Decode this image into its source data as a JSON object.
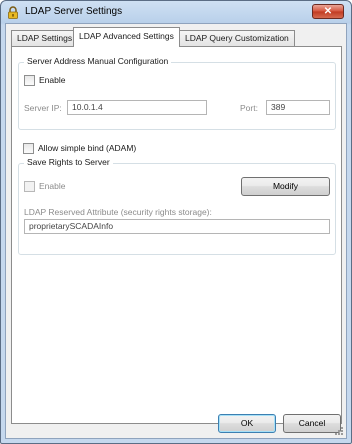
{
  "window": {
    "title": "LDAP Server Settings",
    "close_glyph": "✕"
  },
  "tabs": [
    {
      "label": "LDAP Settings",
      "active": false
    },
    {
      "label": "LDAP Advanced Settings",
      "active": true
    },
    {
      "label": "LDAP Query Customization",
      "active": false
    }
  ],
  "server_address": {
    "title": "Server Address Manual Configuration",
    "enable_label": "Enable",
    "enable_checked": false,
    "server_ip_label": "Server IP:",
    "server_ip_value": "10.0.1.4",
    "port_label": "Port:",
    "port_value": "389"
  },
  "simple_bind": {
    "label": "Allow simple bind (ADAM)",
    "checked": false
  },
  "save_rights": {
    "title": "Save Rights to Server",
    "enable_label": "Enable",
    "enable_checked": false,
    "modify_label": "Modify",
    "attribute_label": "LDAP Reserved Attribute (security rights storage):",
    "attribute_value": "proprietarySCADAInfo"
  },
  "footer": {
    "ok_label": "OK",
    "cancel_label": "Cancel"
  },
  "icons": {
    "app": "padlock-icon",
    "close": "close-icon",
    "grip": "resize-grip-icon"
  },
  "colors": {
    "titlebar": "#c5d8ee",
    "close_button": "#d5533c",
    "default_button_border": "#3c7fb1"
  }
}
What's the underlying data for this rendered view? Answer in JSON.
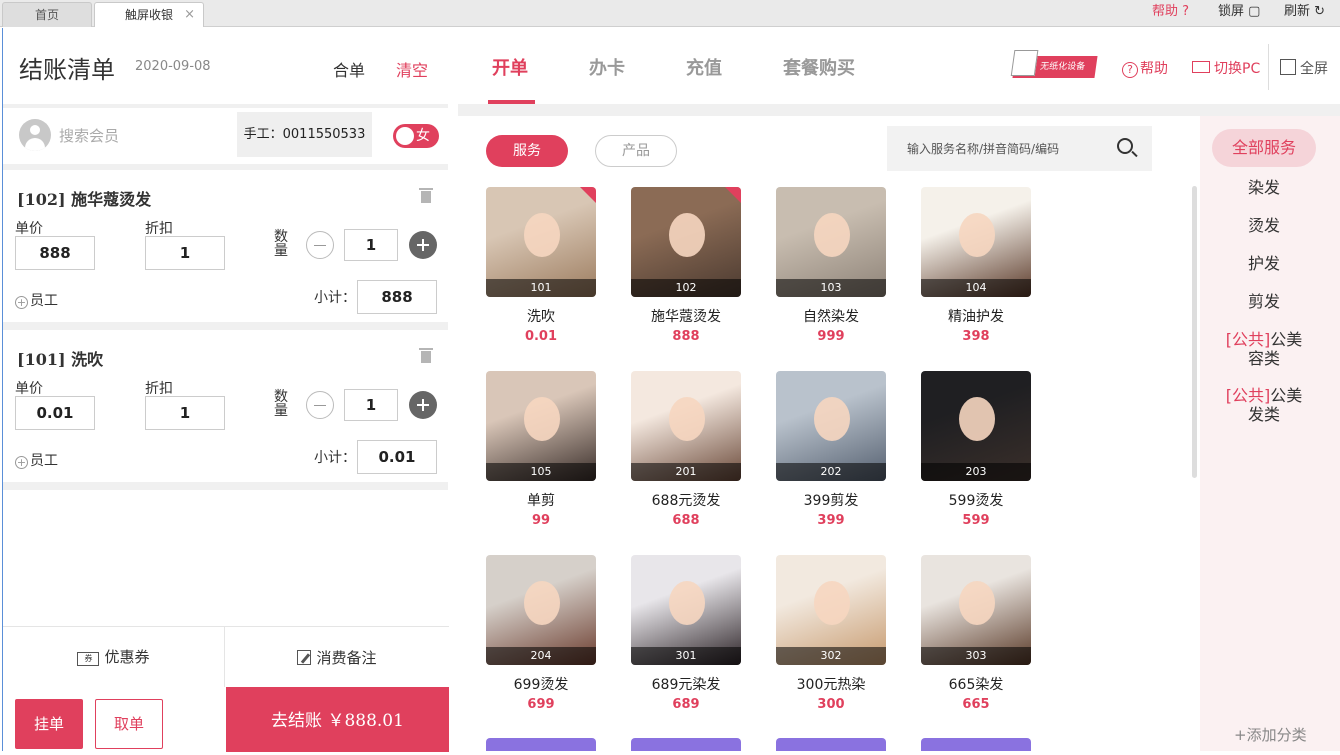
{
  "topbar": {
    "tab_home": "首页",
    "tab_active": "触屏收银",
    "tab_close": "×",
    "help": "帮助",
    "lock": "锁屏",
    "refresh": "刷新"
  },
  "checkout_list": {
    "title": "结账清单",
    "date": "2020-09-08",
    "merge": "合单",
    "clear": "清空"
  },
  "member": {
    "search_placeholder": "搜索会员",
    "manual": "手工：0011550533",
    "gender": "女"
  },
  "labels": {
    "unit_price": "单价",
    "discount": "折扣",
    "qty": "数量",
    "staff": "员工",
    "subtotal": "小计："
  },
  "items": [
    {
      "name": "[102] 施华蔻烫发",
      "price": "888",
      "discount": "1",
      "qty": "1",
      "subtotal": "888"
    },
    {
      "name": "[101] 洗吹",
      "price": "0.01",
      "discount": "1",
      "qty": "1",
      "subtotal": "0.01"
    }
  ],
  "bottom": {
    "coupon": "优惠券",
    "coupon_icon": "券",
    "note": "消费备注",
    "hang": "挂单",
    "take": "取单",
    "checkout": "去结账 ￥888.01"
  },
  "nav": {
    "open": "开单",
    "card": "办卡",
    "charge": "充值",
    "package": "套餐购买"
  },
  "header_tools": {
    "device": "无纸化设备",
    "help": "帮助",
    "switch": "切换PC",
    "fullscreen": "全屏"
  },
  "filter": {
    "service": "服务",
    "product": "产品",
    "search_placeholder": "输入服务名称/拼音简码/编码"
  },
  "products": [
    {
      "code": "101",
      "name": "洗吹",
      "price": "0.01",
      "selected": true,
      "colors": [
        "#d8c6b4",
        "#9c7c5f"
      ]
    },
    {
      "code": "102",
      "name": "施华蔻烫发",
      "price": "888",
      "selected": true,
      "colors": [
        "#8b6b55",
        "#4b3a30"
      ]
    },
    {
      "code": "103",
      "name": "自然染发",
      "price": "999",
      "selected": false,
      "colors": [
        "#c8bdb0",
        "#8e8378"
      ]
    },
    {
      "code": "104",
      "name": "精油护发",
      "price": "398",
      "selected": false,
      "colors": [
        "#f5f1ea",
        "#5b3a2a"
      ]
    },
    {
      "code": "105",
      "name": "单剪",
      "price": "99",
      "selected": false,
      "colors": [
        "#d9c6b8",
        "#3a2e2a"
      ]
    },
    {
      "code": "201",
      "name": "688元烫发",
      "price": "688",
      "selected": false,
      "colors": [
        "#f4e8df",
        "#6b4a3a"
      ]
    },
    {
      "code": "202",
      "name": "399剪发",
      "price": "399",
      "selected": false,
      "colors": [
        "#b9c2cc",
        "#556070"
      ]
    },
    {
      "code": "203",
      "name": "599烫发",
      "price": "599",
      "selected": false,
      "colors": [
        "#1f1f22",
        "#3a2f2a"
      ]
    },
    {
      "code": "204",
      "name": "699烫发",
      "price": "699",
      "selected": false,
      "colors": [
        "#d6d0ca",
        "#6b3c2e"
      ]
    },
    {
      "code": "301",
      "name": "689元染发",
      "price": "689",
      "selected": false,
      "colors": [
        "#e8e6ea",
        "#2d2428"
      ]
    },
    {
      "code": "302",
      "name": "300元热染",
      "price": "300",
      "selected": false,
      "colors": [
        "#f2e9df",
        "#c79a6e"
      ]
    },
    {
      "code": "303",
      "name": "665染发",
      "price": "665",
      "selected": false,
      "colors": [
        "#e9e4df",
        "#5a3a28"
      ]
    }
  ],
  "categories": {
    "all": "全部服务",
    "dye": "染发",
    "perm": "烫发",
    "care": "护发",
    "cut": "剪发",
    "pub_tag": "[公共]",
    "pub1a": "公美",
    "pub1b": "容类",
    "pub2a": "公美",
    "pub2b": "发类",
    "add": "+添加分类"
  },
  "colors": {
    "accent": "#e0405d",
    "tile_bar": "#8a72e0"
  }
}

========================================================================

### YOUR OBJECTIVE
Without the pictures, restate each entry exactly.

### THE COMPLETED TASK
Decode this image into its source data as a JSON object.
{
  "window": {
    "title": "LDAP Server Settings",
    "close_glyph": "✕"
  },
  "tabs": [
    {
      "label": "LDAP Settings",
      "active": false
    },
    {
      "label": "LDAP Advanced Settings",
      "active": true
    },
    {
      "label": "LDAP Query Customization",
      "active": false
    }
  ],
  "server_address": {
    "title": "Server Address Manual Configuration",
    "enable_label": "Enable",
    "enable_checked": false,
    "server_ip_label": "Server IP:",
    "server_ip_value": "10.0.1.4",
    "port_label": "Port:",
    "port_value": "389"
  },
  "simple_bind": {
    "label": "Allow simple bind (ADAM)",
    "checked": false
  },
  "save_rights": {
    "title": "Save Rights to Server",
    "enable_label": "Enable",
    "enable_checked": false,
    "modify_label": "Modify",
    "attribute_label": "LDAP Reserved Attribute (security rights storage):",
    "attribute_value": "proprietarySCADAInfo"
  },
  "footer": {
    "ok_label": "OK",
    "cancel_label": "Cancel"
  },
  "icons": {
    "app": "padlock-icon",
    "close": "close-icon",
    "grip": "resize-grip-icon"
  },
  "colors": {
    "titlebar": "#c5d8ee",
    "close_button": "#d5533c",
    "default_button_border": "#3c7fb1"
  }
}
What's the underlying data for this rendered view? Answer in JSON.
{
  "topbar": {
    "tab_home": "首页",
    "tab_active": "触屏收银",
    "tab_close": "×",
    "help": "帮助",
    "lock": "锁屏",
    "refresh": "刷新"
  },
  "checkout_list": {
    "title": "结账清单",
    "date": "2020-09-08",
    "merge": "合单",
    "clear": "清空"
  },
  "member": {
    "search_placeholder": "搜索会员",
    "manual": "手工：0011550533",
    "gender": "女"
  },
  "labels": {
    "unit_price": "单价",
    "discount": "折扣",
    "qty": "数量",
    "staff": "员工",
    "subtotal": "小计："
  },
  "items": [
    {
      "name": "[102] 施华蔻烫发",
      "price": "888",
      "discount": "1",
      "qty": "1",
      "subtotal": "888"
    },
    {
      "name": "[101] 洗吹",
      "price": "0.01",
      "discount": "1",
      "qty": "1",
      "subtotal": "0.01"
    }
  ],
  "bottom": {
    "coupon": "优惠券",
    "coupon_icon": "券",
    "note": "消费备注",
    "hang": "挂单",
    "take": "取单",
    "checkout": "去结账 ￥888.01"
  },
  "nav": {
    "open": "开单",
    "card": "办卡",
    "charge": "充值",
    "package": "套餐购买"
  },
  "header_tools": {
    "device": "无纸化设备",
    "help": "帮助",
    "switch": "切换PC",
    "fullscreen": "全屏"
  },
  "filter": {
    "service": "服务",
    "product": "产品",
    "search_placeholder": "输入服务名称/拼音简码/编码"
  },
  "products": [
    {
      "code": "101",
      "name": "洗吹",
      "price": "0.01",
      "selected": true,
      "colors": [
        "#d8c6b4",
        "#9c7c5f"
      ]
    },
    {
      "code": "102",
      "name": "施华蔻烫发",
      "price": "888",
      "selected": true,
      "colors": [
        "#8b6b55",
        "#4b3a30"
      ]
    },
    {
      "code": "103",
      "name": "自然染发",
      "price": "999",
      "selected": false,
      "colors": [
        "#c8bdb0",
        "#8e8378"
      ]
    },
    {
      "code": "104",
      "name": "精油护发",
      "price": "398",
      "selected": false,
      "colors": [
        "#f5f1ea",
        "#5b3a2a"
      ]
    },
    {
      "code": "105",
      "name": "单剪",
      "price": "99",
      "selected": false,
      "colors": [
        "#d9c6b8",
        "#3a2e2a"
      ]
    },
    {
      "code": "201",
      "name": "688元烫发",
      "price": "688",
      "selected": false,
      "colors": [
        "#f4e8df",
        "#6b4a3a"
      ]
    },
    {
      "code": "202",
      "name": "399剪发",
      "price": "399",
      "selected": false,
      "colors": [
        "#b9c2cc",
        "#556070"
      ]
    },
    {
      "code": "203",
      "name": "599烫发",
      "price": "599",
      "selected": false,
      "colors": [
        "#1f1f22",
        "#3a2f2a"
      ]
    },
    {
      "code": "204",
      "name": "699烫发",
      "price": "699",
      "selected": false,
      "colors": [
        "#d6d0ca",
        "#6b3c2e"
      ]
    },
    {
      "code": "301",
      "name": "689元染发",
      "price": "689",
      "selected": false,
      "colors": [
        "#e8e6ea",
        "#2d2428"
      ]
    },
    {
      "code": "302",
      "name": "300元热染",
      "price": "300",
      "selected": false,
      "colors": [
        "#f2e9df",
        "#c79a6e"
      ]
    },
    {
      "code": "303",
      "name": "665染发",
      "price": "665",
      "selected": false,
      "colors": [
        "#e9e4df",
        "#5a3a28"
      ]
    }
  ],
  "categories": {
    "all": "全部服务",
    "dye": "染发",
    "perm": "烫发",
    "care": "护发",
    "cut": "剪发",
    "pub_tag": "[公共]",
    "pub1a": "公美",
    "pub1b": "容类",
    "pub2a": "公美",
    "pub2b": "发类",
    "add": "+添加分类"
  },
  "colors": {
    "accent": "#e0405d",
    "tile_bar": "#8a72e0"
  }
}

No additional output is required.